▶ _Given task_
Write the count of lines that contain the word "Read" and nothing else.

>> Start Dataset extract

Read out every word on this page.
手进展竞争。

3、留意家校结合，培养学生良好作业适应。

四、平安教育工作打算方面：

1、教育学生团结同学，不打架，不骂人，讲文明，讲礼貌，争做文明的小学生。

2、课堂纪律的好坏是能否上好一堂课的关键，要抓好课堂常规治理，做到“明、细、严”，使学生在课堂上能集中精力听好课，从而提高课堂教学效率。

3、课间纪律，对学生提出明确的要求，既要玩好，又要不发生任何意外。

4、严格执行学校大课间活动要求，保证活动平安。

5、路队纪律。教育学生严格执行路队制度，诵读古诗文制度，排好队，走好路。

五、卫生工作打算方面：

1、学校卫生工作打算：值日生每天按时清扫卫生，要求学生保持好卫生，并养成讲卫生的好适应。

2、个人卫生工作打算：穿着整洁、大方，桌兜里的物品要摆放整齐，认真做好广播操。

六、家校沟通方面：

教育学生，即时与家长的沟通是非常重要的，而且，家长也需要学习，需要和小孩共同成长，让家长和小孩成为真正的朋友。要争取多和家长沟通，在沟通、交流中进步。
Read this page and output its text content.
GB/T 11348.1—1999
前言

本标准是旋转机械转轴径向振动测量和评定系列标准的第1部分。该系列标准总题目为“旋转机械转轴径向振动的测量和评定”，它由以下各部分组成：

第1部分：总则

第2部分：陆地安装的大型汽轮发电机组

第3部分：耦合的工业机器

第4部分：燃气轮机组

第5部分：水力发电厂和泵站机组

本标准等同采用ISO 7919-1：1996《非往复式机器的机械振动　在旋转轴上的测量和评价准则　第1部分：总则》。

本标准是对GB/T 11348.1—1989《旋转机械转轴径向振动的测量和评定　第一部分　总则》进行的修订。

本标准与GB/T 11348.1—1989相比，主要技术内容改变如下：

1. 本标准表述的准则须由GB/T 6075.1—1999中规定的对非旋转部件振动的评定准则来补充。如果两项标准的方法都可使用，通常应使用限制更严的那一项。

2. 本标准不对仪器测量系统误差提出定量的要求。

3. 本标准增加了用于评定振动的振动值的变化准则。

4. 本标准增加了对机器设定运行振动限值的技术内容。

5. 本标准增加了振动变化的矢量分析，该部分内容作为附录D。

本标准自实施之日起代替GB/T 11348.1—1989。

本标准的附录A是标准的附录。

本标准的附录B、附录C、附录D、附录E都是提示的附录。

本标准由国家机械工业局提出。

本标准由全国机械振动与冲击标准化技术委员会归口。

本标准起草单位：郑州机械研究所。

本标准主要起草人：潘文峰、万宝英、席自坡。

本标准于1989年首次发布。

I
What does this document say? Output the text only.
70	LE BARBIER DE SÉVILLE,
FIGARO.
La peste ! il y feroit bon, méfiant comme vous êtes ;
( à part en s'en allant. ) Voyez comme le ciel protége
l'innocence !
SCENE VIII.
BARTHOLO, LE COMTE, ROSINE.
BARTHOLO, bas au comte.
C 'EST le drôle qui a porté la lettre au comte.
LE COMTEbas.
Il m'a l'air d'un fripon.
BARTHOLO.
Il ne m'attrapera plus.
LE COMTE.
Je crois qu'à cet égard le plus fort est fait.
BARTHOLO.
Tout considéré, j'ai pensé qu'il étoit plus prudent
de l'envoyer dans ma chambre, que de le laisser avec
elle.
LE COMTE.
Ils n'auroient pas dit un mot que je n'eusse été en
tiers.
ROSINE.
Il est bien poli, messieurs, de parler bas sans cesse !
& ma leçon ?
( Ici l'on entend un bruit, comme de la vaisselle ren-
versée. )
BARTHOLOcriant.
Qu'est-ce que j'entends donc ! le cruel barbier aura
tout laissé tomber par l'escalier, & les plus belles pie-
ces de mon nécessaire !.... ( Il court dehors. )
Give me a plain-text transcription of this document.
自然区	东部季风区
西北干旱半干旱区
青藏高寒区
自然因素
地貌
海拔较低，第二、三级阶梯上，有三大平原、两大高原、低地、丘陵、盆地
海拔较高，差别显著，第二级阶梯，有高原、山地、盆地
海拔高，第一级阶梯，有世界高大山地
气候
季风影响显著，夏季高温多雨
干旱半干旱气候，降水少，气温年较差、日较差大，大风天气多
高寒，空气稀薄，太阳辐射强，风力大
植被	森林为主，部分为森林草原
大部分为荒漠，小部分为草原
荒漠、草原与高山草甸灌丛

>> End Dataset extract

▶ _Task solution_
2